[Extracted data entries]
——

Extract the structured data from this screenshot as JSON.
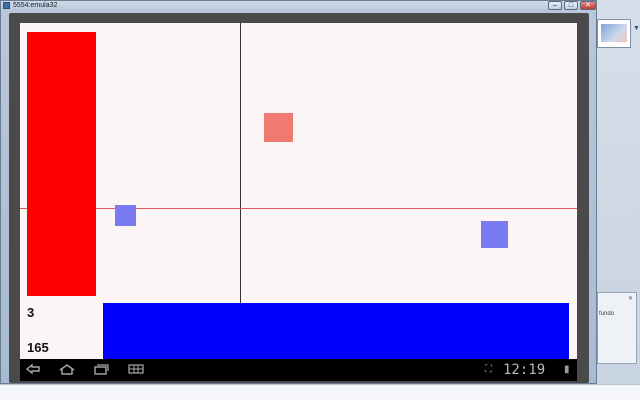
{
  "window": {
    "title": "5554:emula32",
    "minimize_label": "–",
    "maximize_label": "□",
    "close_label": "✕"
  },
  "game": {
    "counter_top": "3",
    "counter_bottom": "165",
    "colors": {
      "red_bar": "#ff0000",
      "blue_bar": "#0000ff",
      "red_square": "#f07a72",
      "blue_square": "#7a7bf0",
      "background": "#fbf5f5",
      "crosshair_horizontal": "#e05555",
      "crosshair_vertical": "#333333"
    }
  },
  "system_bar": {
    "clock": "12:19",
    "icons": {
      "back": "back-icon",
      "home": "home-icon",
      "recent": "recent-apps-icon",
      "menu": "menu-icon",
      "notification": "screenshot-icon",
      "battery": "battery-icon"
    }
  },
  "side_panel": {
    "text": "fundo"
  }
}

——

THE REQUEST: Write the records out once more, exactly as they appear, with no pictures.

RESULT OF THIS EXERCISE:
Extract the structured data from this screenshot as JSON.
{
  "window": {
    "title": "5554:emula32",
    "minimize_label": "–",
    "maximize_label": "□",
    "close_label": "✕"
  },
  "game": {
    "counter_top": "3",
    "counter_bottom": "165",
    "colors": {
      "red_bar": "#ff0000",
      "blue_bar": "#0000ff",
      "red_square": "#f07a72",
      "blue_square": "#7a7bf0",
      "background": "#fbf5f5",
      "crosshair_horizontal": "#e05555",
      "crosshair_vertical": "#333333"
    }
  },
  "system_bar": {
    "clock": "12:19",
    "icons": {
      "back": "back-icon",
      "home": "home-icon",
      "recent": "recent-apps-icon",
      "menu": "menu-icon",
      "notification": "screenshot-icon",
      "battery": "battery-icon"
    }
  },
  "side_panel": {
    "text": "fundo"
  }
}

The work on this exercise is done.